TASK TO COMPLETE =
Gather every line that includes the word "content", please.

[Rows from a figure dataset]
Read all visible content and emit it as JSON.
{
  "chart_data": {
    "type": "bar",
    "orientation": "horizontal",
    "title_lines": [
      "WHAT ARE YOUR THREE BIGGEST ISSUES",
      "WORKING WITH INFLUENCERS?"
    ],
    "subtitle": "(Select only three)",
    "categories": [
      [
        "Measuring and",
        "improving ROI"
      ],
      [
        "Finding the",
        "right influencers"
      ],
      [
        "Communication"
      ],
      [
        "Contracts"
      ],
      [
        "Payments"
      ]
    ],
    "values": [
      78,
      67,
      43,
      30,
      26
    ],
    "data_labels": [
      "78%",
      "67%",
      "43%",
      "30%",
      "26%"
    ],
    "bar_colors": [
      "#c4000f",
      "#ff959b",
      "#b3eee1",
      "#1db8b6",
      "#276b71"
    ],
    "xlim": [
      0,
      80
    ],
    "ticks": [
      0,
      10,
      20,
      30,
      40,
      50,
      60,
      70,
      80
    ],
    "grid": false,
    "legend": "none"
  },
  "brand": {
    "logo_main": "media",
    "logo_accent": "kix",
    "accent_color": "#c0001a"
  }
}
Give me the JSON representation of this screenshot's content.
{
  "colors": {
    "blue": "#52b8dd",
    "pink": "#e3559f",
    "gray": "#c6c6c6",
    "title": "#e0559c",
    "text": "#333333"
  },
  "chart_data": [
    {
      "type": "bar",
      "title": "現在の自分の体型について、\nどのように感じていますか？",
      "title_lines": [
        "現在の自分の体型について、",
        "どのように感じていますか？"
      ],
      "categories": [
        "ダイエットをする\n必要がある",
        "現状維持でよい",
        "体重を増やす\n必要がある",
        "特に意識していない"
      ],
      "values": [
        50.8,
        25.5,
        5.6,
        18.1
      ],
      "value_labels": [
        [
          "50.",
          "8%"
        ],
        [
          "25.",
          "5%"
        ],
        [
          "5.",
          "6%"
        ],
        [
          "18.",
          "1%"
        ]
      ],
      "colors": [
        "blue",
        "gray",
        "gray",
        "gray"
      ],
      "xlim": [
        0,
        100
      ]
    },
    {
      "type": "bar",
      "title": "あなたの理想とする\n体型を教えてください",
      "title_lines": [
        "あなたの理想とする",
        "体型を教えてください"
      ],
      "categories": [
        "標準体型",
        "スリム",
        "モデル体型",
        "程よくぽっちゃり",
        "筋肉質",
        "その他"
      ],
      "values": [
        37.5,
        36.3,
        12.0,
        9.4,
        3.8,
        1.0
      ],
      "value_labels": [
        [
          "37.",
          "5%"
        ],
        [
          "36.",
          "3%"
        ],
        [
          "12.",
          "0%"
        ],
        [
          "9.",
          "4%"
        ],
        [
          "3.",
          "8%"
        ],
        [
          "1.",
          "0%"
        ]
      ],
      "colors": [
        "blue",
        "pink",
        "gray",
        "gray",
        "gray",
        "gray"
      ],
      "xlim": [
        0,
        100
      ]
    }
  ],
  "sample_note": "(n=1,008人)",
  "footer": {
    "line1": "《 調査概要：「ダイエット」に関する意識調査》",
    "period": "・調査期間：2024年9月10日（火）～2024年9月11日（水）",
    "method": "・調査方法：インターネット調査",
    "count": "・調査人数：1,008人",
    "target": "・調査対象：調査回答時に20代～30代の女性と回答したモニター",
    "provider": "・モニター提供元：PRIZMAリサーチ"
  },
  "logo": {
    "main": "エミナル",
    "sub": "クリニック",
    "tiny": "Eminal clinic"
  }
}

EXPECTED OUTPUT =
Read all visible content and emit it as JSON.
Give me the JSON representation of this screenshot's content.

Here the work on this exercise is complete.